#### Exercise directions
Locate every line in the material below that has the word "bulbs". Copy each of those lines.

#### Dataset excerpts
*-*-*

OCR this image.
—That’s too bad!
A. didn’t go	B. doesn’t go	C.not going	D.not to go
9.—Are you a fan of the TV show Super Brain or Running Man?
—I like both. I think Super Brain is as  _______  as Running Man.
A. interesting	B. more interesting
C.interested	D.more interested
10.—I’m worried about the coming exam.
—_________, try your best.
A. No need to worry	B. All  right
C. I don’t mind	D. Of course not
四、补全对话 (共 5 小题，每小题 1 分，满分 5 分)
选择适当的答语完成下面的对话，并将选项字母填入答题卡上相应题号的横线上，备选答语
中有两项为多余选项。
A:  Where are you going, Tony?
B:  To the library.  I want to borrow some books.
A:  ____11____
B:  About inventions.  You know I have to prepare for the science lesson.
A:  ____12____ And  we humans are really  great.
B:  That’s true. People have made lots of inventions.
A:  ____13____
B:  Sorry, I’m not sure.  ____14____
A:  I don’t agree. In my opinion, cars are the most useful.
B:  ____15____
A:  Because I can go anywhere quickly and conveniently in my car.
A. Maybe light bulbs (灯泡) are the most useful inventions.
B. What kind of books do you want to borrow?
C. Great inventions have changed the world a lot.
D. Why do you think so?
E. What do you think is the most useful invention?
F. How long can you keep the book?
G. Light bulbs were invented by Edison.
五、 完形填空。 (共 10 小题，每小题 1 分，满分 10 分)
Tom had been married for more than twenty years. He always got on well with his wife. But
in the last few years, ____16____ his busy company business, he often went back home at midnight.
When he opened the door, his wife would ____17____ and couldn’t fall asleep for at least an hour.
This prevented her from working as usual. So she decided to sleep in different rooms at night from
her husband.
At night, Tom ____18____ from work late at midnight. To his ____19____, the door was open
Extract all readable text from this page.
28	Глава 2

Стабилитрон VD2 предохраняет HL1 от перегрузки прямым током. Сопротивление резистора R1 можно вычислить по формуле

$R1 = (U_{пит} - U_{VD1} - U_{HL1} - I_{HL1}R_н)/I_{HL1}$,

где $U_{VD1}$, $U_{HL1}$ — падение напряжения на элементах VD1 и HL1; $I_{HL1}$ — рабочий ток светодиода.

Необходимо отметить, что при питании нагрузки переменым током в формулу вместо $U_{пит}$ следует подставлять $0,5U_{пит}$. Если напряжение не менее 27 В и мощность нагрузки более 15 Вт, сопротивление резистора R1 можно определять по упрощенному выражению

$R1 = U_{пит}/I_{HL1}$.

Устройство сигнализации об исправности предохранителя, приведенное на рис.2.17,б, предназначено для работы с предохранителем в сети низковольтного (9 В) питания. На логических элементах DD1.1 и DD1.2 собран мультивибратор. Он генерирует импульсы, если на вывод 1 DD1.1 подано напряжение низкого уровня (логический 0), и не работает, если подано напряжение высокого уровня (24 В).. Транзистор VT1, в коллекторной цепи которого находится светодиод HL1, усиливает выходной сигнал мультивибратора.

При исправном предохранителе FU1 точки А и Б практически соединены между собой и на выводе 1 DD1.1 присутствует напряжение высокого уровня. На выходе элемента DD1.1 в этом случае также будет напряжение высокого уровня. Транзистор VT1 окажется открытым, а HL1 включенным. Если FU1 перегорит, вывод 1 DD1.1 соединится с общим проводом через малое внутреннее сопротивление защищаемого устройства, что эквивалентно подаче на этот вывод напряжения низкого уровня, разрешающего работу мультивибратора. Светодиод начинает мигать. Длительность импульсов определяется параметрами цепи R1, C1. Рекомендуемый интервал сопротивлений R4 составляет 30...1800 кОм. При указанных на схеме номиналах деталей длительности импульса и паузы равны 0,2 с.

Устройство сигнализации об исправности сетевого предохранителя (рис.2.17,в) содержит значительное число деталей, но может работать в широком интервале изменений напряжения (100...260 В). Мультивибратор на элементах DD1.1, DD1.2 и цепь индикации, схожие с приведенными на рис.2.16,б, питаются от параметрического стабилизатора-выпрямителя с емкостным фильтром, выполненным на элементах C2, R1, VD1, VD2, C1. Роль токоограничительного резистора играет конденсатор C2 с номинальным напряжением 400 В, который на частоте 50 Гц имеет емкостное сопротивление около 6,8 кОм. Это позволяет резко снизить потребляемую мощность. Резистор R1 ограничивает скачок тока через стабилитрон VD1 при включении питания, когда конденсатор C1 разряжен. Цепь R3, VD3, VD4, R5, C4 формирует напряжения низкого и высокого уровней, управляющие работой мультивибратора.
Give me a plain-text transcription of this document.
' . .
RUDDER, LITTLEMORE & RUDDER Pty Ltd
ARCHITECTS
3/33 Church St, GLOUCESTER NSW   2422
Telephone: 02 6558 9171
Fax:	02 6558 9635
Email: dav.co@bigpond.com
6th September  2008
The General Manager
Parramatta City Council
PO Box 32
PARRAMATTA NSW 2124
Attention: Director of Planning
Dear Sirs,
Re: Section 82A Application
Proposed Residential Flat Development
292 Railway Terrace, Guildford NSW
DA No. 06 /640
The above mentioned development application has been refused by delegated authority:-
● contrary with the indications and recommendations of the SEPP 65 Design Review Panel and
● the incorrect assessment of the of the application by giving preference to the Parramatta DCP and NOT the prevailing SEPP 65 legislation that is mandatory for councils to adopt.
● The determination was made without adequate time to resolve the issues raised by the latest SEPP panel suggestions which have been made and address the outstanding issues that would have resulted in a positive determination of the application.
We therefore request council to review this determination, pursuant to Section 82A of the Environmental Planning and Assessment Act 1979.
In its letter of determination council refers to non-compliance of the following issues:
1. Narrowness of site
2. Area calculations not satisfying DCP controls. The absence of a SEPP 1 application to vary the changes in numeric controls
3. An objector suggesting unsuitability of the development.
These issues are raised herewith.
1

*-*-*

#### Right answer
A. Maybe light bulbs (灯泡) are the most useful inventions.
G. Light bulbs were invented by Edison.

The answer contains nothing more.